▸ **Excerpted records**:

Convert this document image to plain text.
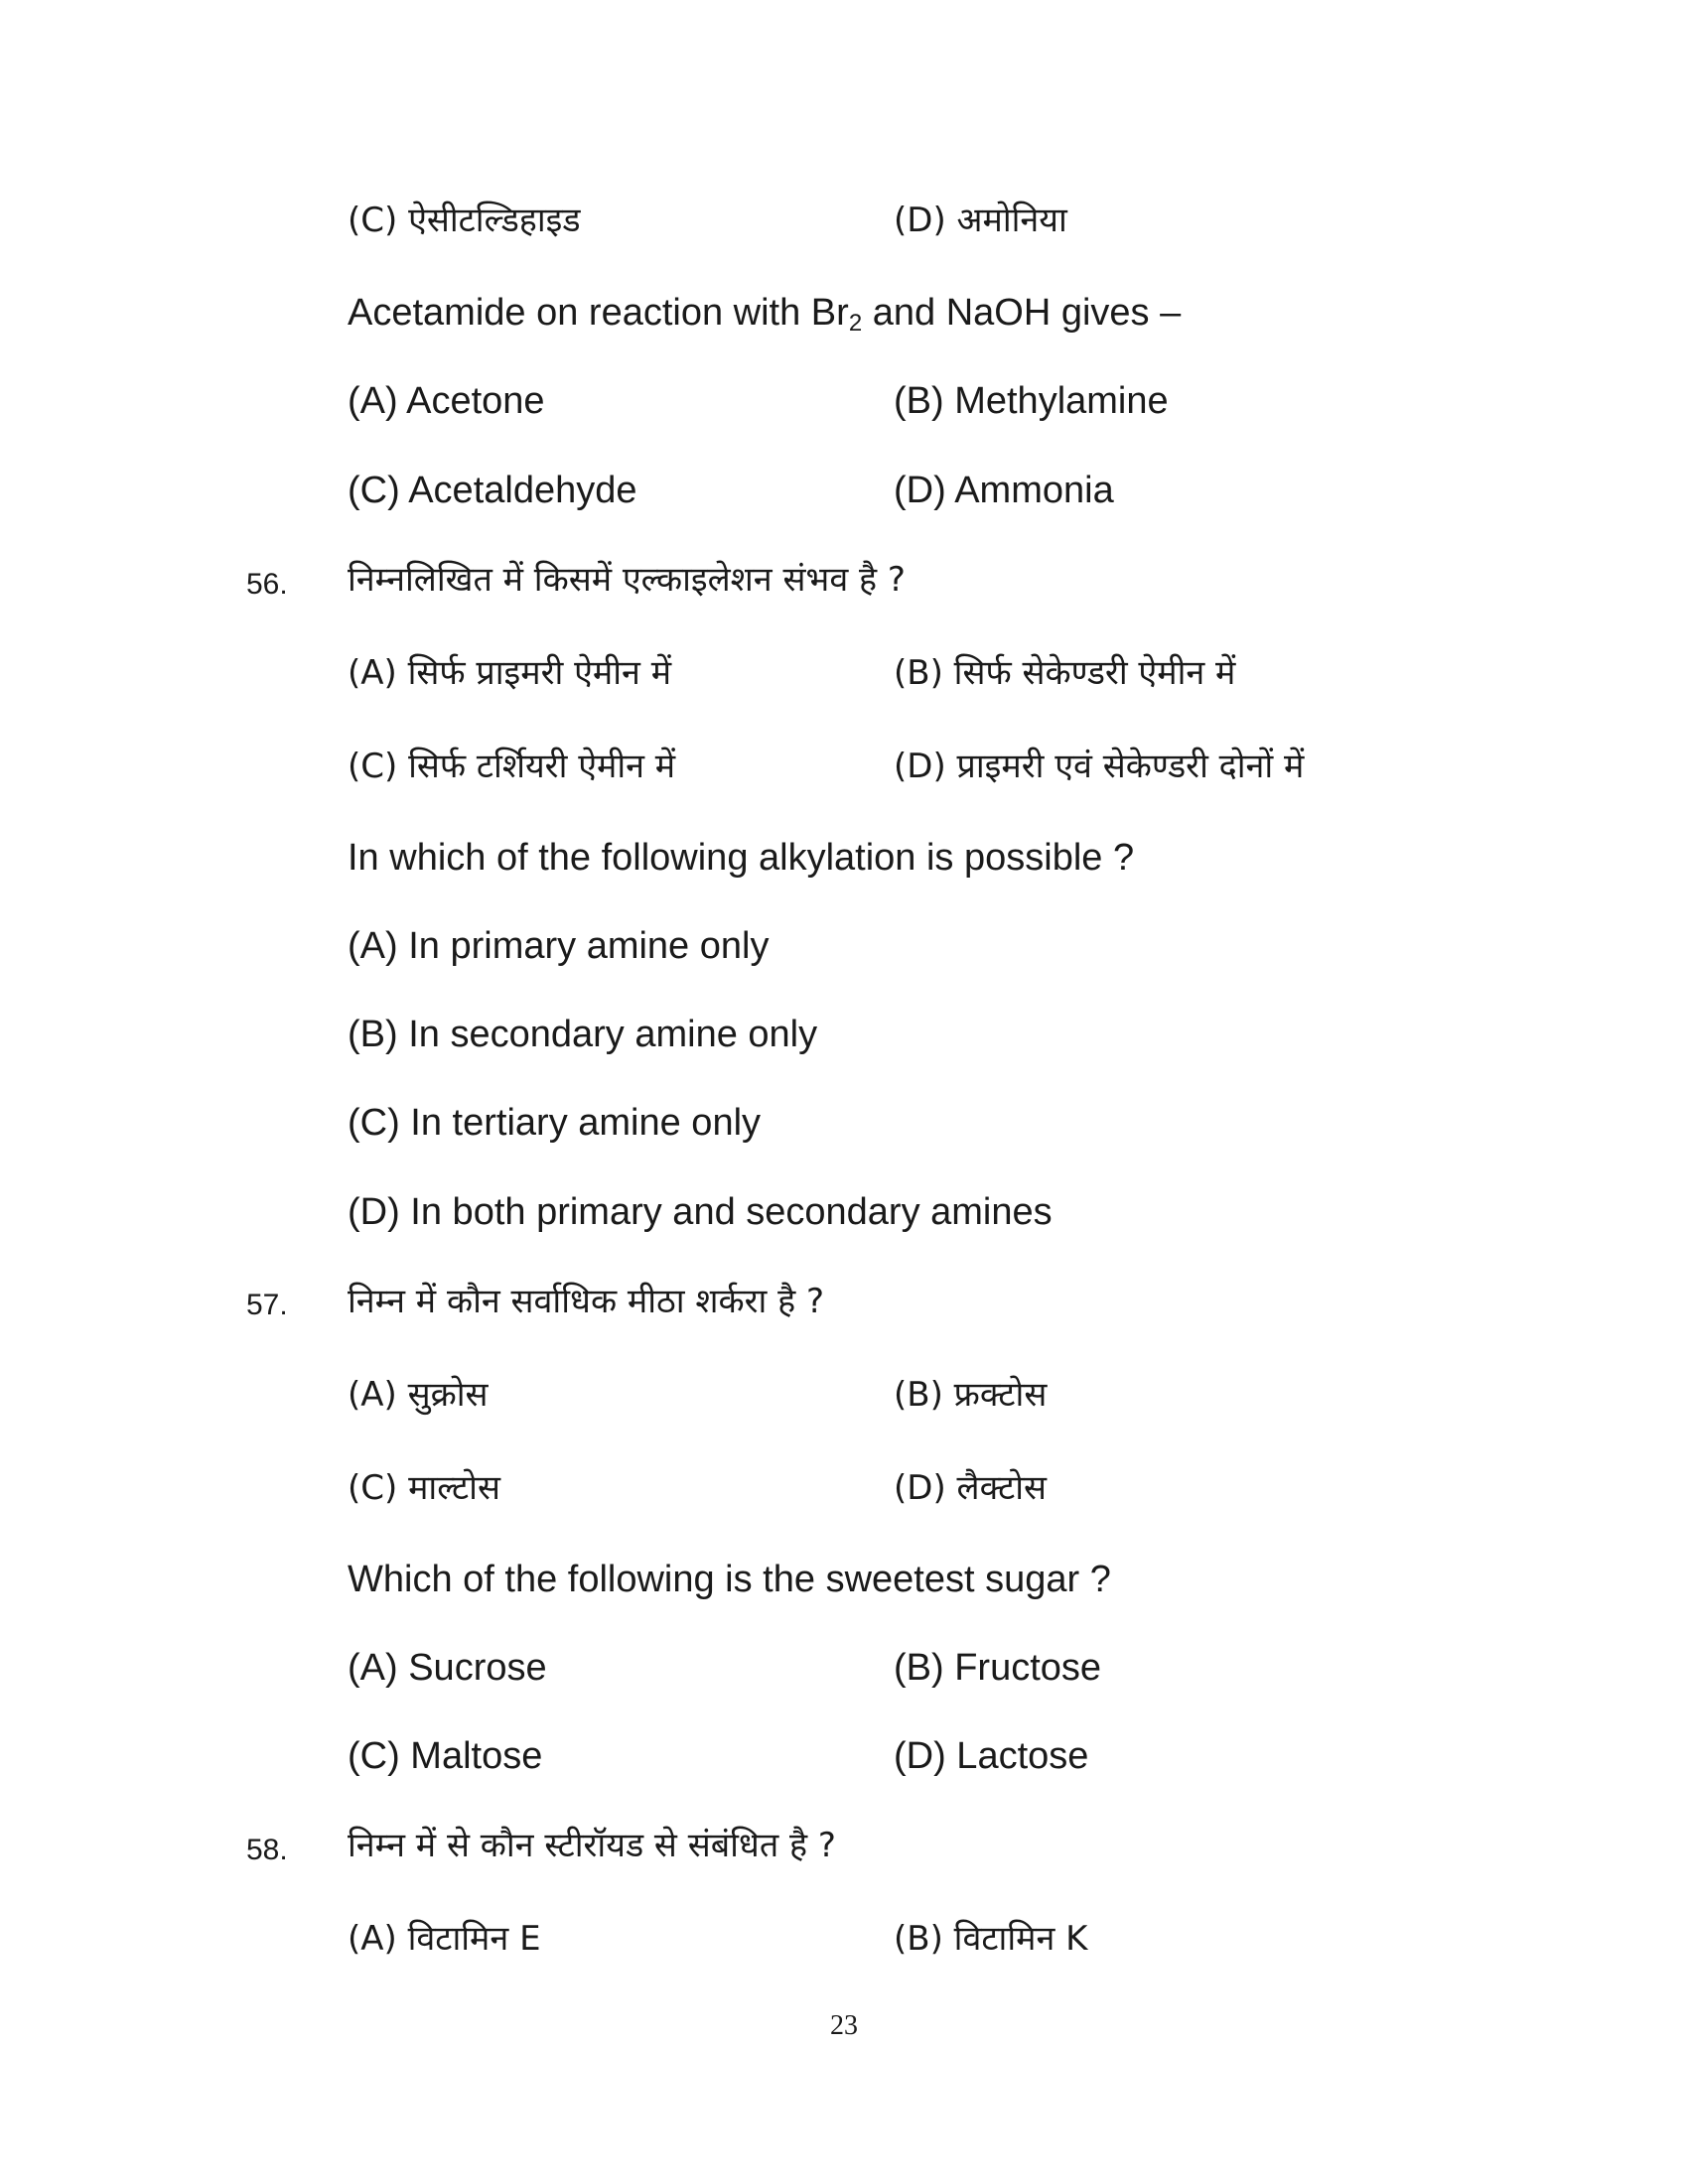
(C) ऐसीटल्डिहाइड	(D) अमोनिया
Acetamide on reaction with $Br_2$ and NaOH gives –
(A) Acetone	(B) Methylamine
(C) Acetaldehyde	(D) Ammonia
56. निम्नलिखित में किसमें एल्काइलेशन संभव है ?
(A) सिर्फ प्राइमरी ऐमीन में	(B) सिर्फ सेकेण्डरी ऐमीन में
(C) सिर्फ टर्शियरी ऐमीन में	(D) प्राइमरी एवं सेकेण्डरी दोनों में
In which of the following alkylation is possible ?
(A) In primary amine only
(B) In secondary amine only
(C) In tertiary amine only
(D) In both primary and secondary amines
57. निम्न में कौन सर्वाधिक मीठा शर्करा है ?
(A) सुक्रोस	(B) फ्रक्टोस
(C) माल्टोस	(D) लैक्टोस
Which of the following is the sweetest sugar ?
(A) Sucrose	(B) Fructose
(C) Maltose	(D) Lactose
58. निम्न में से कौन स्टीरॉयड से संबंधित है ?
(A) विटामिन E	(B) विटामिन K
23
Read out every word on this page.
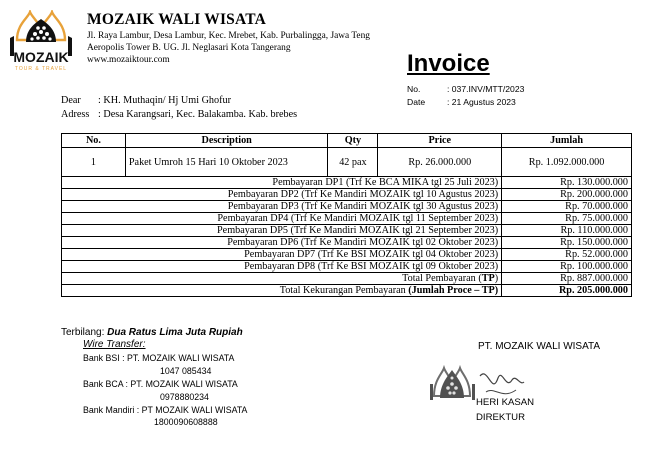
MOZAIK
TOUR & TRAVEL
MOZAIK WALI WISATA
Jl. Raya Lambur, Desa Lambur, Kec. Mrebet, Kab. Purbalingga, Jawa Teng
Aeropolis Tower B. UG. Jl. Neglasari Kota Tangerang
www.mozaiktour.com	Invoice
No.	: 037.INV/MTT/2023
Date	: 21 Agustus 2023
Dear : KH. Muthaqin/ Hj Umi Ghofur
Adress : Desa Karangsari, Kec. Balakamba. Kab. brebes
No.	Description	Qty	Price	Jumlah
1	Paket Umroh 15 Hari 10 Oktober 2023	42 pax	Rp. 26.000.000	Rp. 1.092.000.000
Pembayaran DP1 (Trf Ke BCA MIKA tgl 25 Juli 2023)				Rp. 130.000.000
Pembayaran DP2 (Trf Ke Mandiri MOZAIK tgl 10 Agustus 2023)				Rp. 200.000.000
Pembayaran DP3 (Trf Ke Mandiri MOZAIK tgl 30 Agustus 2023)				Rp. 70.000.000
Pembayaran DP4 (Trf Ke Mandiri MOZAIK tgl 11 September 2023)				Rp. 75.000.000
Pembayaran DP5 (Trf Ke Mandiri MOZAIK tgl 21 September 2023)				Rp. 110.000.000
Pembayaran DP6 (Trf Ke Mandiri MOZAIK tgl 02 Oktober 2023)				Rp. 150.000.000
Pembayaran DP7 (Trf Ke BSI MOZAIK tgl 04 Oktober 2023)				Rp. 52.000.000
Pembayaran DP8 (Trf Ke BSI MOZAIK tgl 09 Oktober 2023)				Rp. 100.000.000
Total Pembayaran (TP)				Rp. 887.000.000
Total Kekurangan Pembayaran (Jumlah Proce – TP)				Rp. 205.000.000
Terbilang: Dua Ratus Lima Juta Rupiah
Wire Transfer:
Bank BSI : PT. MOZAIK WALI WISATA
1047 085434
Bank BCA : PT. MOZAIK WALI WISATA
0978880234
Bank Mandiri : PT MOZAIK WALI WISATA
1800090608888
PT. MOZAIK WALI WISATA
HERI KASAN
DIREKTUR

▸ **What you should do**: Isolate the lines that hold the word "WISATA" and copy all of them.

▸ **Result for this task**:
MOZAIK WALI WISATA
Bank BSI : PT. MOZAIK WALI WISATA
Bank BCA : PT. MOZAIK WALI WISATA
Bank Mandiri : PT MOZAIK WALI WISATA
PT. MOZAIK WALI WISATA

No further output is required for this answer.